◆ What is needed: From the listing below, pick out each line with the word "JSON".

---- Material shown

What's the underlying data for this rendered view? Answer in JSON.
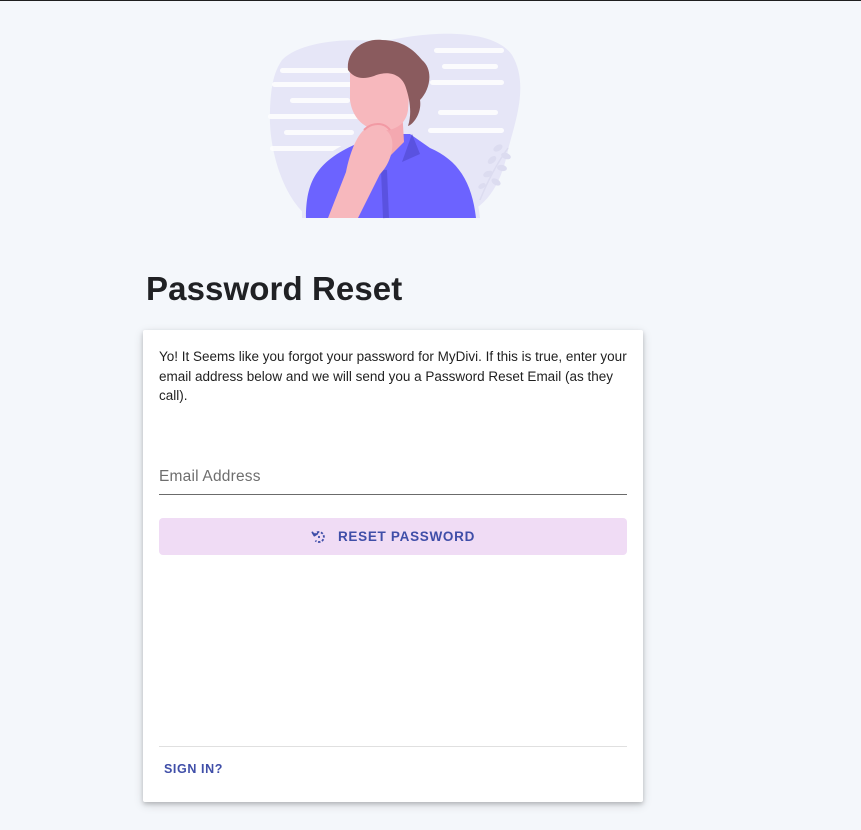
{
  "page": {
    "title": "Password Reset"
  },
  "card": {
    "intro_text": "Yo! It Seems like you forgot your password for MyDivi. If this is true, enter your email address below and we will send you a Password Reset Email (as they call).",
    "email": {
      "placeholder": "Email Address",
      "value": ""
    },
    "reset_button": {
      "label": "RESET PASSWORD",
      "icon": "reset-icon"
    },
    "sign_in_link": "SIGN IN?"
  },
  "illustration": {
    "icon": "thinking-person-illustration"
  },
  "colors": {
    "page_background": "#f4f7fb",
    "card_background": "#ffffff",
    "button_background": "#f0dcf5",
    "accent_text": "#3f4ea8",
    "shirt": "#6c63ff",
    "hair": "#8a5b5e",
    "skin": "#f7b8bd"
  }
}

--------
---- Material shown

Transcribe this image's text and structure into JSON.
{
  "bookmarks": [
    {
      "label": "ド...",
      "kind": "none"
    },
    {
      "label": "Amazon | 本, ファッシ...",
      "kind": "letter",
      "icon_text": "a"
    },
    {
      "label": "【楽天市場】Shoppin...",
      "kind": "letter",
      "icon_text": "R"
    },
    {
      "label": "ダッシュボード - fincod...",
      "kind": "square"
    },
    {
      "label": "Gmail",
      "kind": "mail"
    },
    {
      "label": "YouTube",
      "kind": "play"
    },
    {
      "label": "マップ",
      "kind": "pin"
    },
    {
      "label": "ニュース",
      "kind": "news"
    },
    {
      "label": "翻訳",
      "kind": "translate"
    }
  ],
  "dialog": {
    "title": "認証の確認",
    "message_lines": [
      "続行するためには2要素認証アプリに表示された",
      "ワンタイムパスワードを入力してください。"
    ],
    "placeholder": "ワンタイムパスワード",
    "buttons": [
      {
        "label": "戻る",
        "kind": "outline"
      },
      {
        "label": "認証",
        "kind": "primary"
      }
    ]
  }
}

--------

◆ Exercise answer:
What's the underlying data for this rendered view? Answer in JSON.
Transcribe this image's text and structure into JSON.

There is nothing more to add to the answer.